▶ What needs to be done
Return every line of the entries below exactly, leaving out the pictures.

......

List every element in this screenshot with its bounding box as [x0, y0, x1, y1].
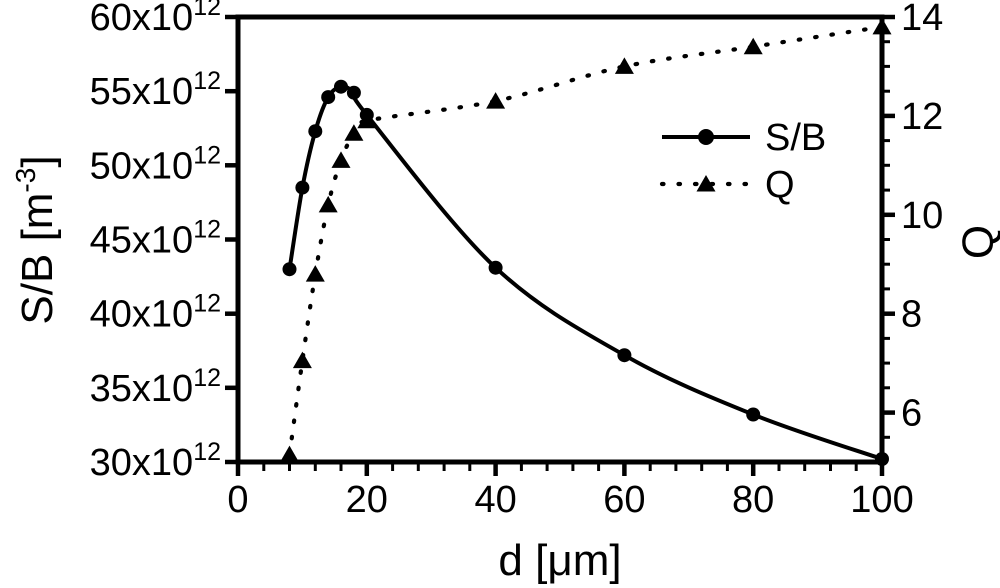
- axis-tick-labels: 0 20 40 60 80 100 30x1012 35x1012 40x1012 45x1012…: [90, 0, 944, 521]
- sb-data-point-marker: [282, 262, 297, 277]
- x-axis-tick-label: 100: [850, 479, 913, 521]
- q-data-point-marker: [743, 37, 763, 55]
- y-left-title-base: S/B [m: [13, 193, 62, 325]
- y-left-tick-label: 35x1012: [90, 364, 221, 410]
- data-series: [280, 17, 892, 466]
- sb-data-point-marker: [295, 180, 310, 195]
- sb-data-point-marker: [321, 90, 336, 105]
- y-left-tick-label: 50x1012: [90, 141, 221, 187]
- legend-sb-marker-icon: [698, 129, 714, 145]
- q-series-line: [287, 24, 885, 457]
- sb-data-point-marker: [308, 124, 323, 139]
- y-left-tick-label: 60x1012: [90, 0, 221, 39]
- q-data-point-marker: [486, 92, 506, 109]
- y-right-axis-title: Q: [954, 225, 1000, 259]
- q-data-point-marker: [872, 17, 892, 35]
- q-data-point-marker: [280, 445, 299, 463]
- y-right-tick-label: 10: [901, 195, 943, 237]
- y-left-tick-label: 30x1012: [90, 438, 221, 484]
- x-axis-tick-label: 60: [603, 479, 645, 521]
- legend-q-marker-icon: [696, 175, 716, 192]
- x-axis-tick-label: 20: [346, 479, 388, 521]
- x-axis-tick-label: 40: [474, 479, 516, 521]
- x-axis-tick-label: 0: [227, 479, 248, 521]
- sb-data-point-marker: [334, 79, 348, 94]
- y-left-tick-label: 55x1012: [90, 67, 221, 113]
- q-data-point-marker: [305, 265, 325, 282]
- q-data-point-marker: [344, 124, 364, 141]
- sb-data-point-marker: [875, 452, 889, 466]
- sb-data-point-marker: [346, 85, 361, 100]
- y-right-tick-label: 8: [901, 294, 922, 336]
- x-axis-tick-label: 80: [732, 479, 774, 521]
- q-data-point-marker: [614, 57, 634, 74]
- q-data-point-marker: [357, 111, 377, 129]
- y-right-tick-label: 12: [901, 96, 943, 138]
- q-data-point-marker: [292, 351, 312, 369]
- plot-frame: [235, 14, 885, 465]
- legend: S/B Q: [659, 117, 826, 206]
- y-left-tick-label: 45x1012: [90, 216, 221, 262]
- plot-frame-border: [235, 14, 885, 465]
- legend-q-label: Q: [765, 164, 795, 206]
- y-left-axis-title: S/B [m-3]: [10, 155, 62, 324]
- y-left-title-superscript: -3: [10, 168, 41, 193]
- q-data-point-marker: [318, 195, 338, 213]
- sb-data-point-marker: [746, 407, 761, 422]
- y-left-title-close: ]: [13, 155, 62, 167]
- y-right-tick-label: 6: [901, 393, 922, 435]
- x-axis-title: d [μm]: [498, 536, 621, 585]
- q-data-point-marker: [331, 151, 351, 168]
- y-left-tick-label: 40x1012: [90, 290, 221, 336]
- sb-data-point-marker: [617, 348, 632, 363]
- axis-ticks: [225, 14, 895, 476]
- y-right-tick-label: 14: [901, 0, 943, 39]
- sb-data-point-marker: [488, 260, 503, 275]
- legend-sb-label: S/B: [765, 117, 826, 159]
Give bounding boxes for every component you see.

......

▶ Solution to this problem
List every element in this screenshot with its bounding box as [x0, y0, x1, y1].
- axis-tick-labels: 0 20 40 60 80 100 30x1012 35x1012 40x1012 45x1012…: [90, 0, 944, 521]
- sb-data-point-marker: [282, 262, 297, 277]
- x-axis-tick-label: 100: [850, 479, 913, 521]
- q-data-point-marker: [743, 37, 763, 55]
- y-left-title-base: S/B [m: [13, 193, 62, 325]
- y-left-tick-label: 35x1012: [90, 364, 221, 410]
- data-series: [280, 17, 892, 466]
- sb-data-point-marker: [295, 180, 310, 195]
- sb-data-point-marker: [321, 90, 336, 105]
- y-left-tick-label: 50x1012: [90, 141, 221, 187]
- legend-sb-marker-icon: [698, 129, 714, 145]
- q-series-line: [287, 24, 885, 457]
- sb-data-point-marker: [308, 124, 323, 139]
- y-left-tick-label: 60x1012: [90, 0, 221, 39]
- q-data-point-marker: [486, 92, 506, 109]
- y-right-axis-title: Q: [954, 225, 1000, 259]
- q-data-point-marker: [872, 17, 892, 35]
- q-data-point-marker: [280, 445, 299, 463]
- y-right-tick-label: 10: [901, 195, 943, 237]
- y-left-tick-label: 30x1012: [90, 438, 221, 484]
- x-axis-tick-label: 60: [603, 479, 645, 521]
- legend-q-marker-icon: [696, 175, 716, 192]
- x-axis-tick-label: 20: [346, 479, 388, 521]
- x-axis-tick-label: 40: [474, 479, 516, 521]
- x-axis-tick-label: 0: [227, 479, 248, 521]
- sb-data-point-marker: [334, 79, 348, 94]
- y-left-tick-label: 55x1012: [90, 67, 221, 113]
- q-data-point-marker: [305, 265, 325, 282]
- q-data-point-marker: [344, 124, 364, 141]
- sb-data-point-marker: [875, 452, 889, 466]
- sb-data-point-marker: [346, 85, 361, 100]
- y-right-tick-label: 8: [901, 294, 922, 336]
- x-axis-tick-label: 80: [732, 479, 774, 521]
- q-data-point-marker: [614, 57, 634, 74]
- q-data-point-marker: [357, 111, 377, 129]
- y-right-tick-label: 12: [901, 96, 943, 138]
- q-data-point-marker: [292, 351, 312, 369]
- plot-frame: [235, 14, 885, 465]
- legend: S/B Q: [659, 117, 826, 206]
- y-left-tick-label: 45x1012: [90, 216, 221, 262]
- plot-frame-border: [235, 14, 885, 465]
- legend-q-label: Q: [765, 164, 795, 206]
- y-left-axis-title: S/B [m-3]: [10, 155, 62, 324]
- y-left-title-superscript: -3: [10, 168, 41, 193]
- q-data-point-marker: [318, 195, 338, 213]
- sb-data-point-marker: [746, 407, 761, 422]
- y-left-title-close: ]: [13, 155, 62, 167]
- y-right-tick-label: 6: [901, 393, 922, 435]
- x-axis-title: d [μm]: [498, 536, 621, 585]
- q-data-point-marker: [331, 151, 351, 168]
- y-left-tick-label: 40x1012: [90, 290, 221, 336]
- sb-data-point-marker: [617, 348, 632, 363]
- axis-ticks: [225, 14, 895, 476]
- y-right-tick-label: 14: [901, 0, 943, 39]
- sb-data-point-marker: [488, 260, 503, 275]
- legend-sb-label: S/B: [765, 117, 826, 159]
Give bounding boxes for every component you see.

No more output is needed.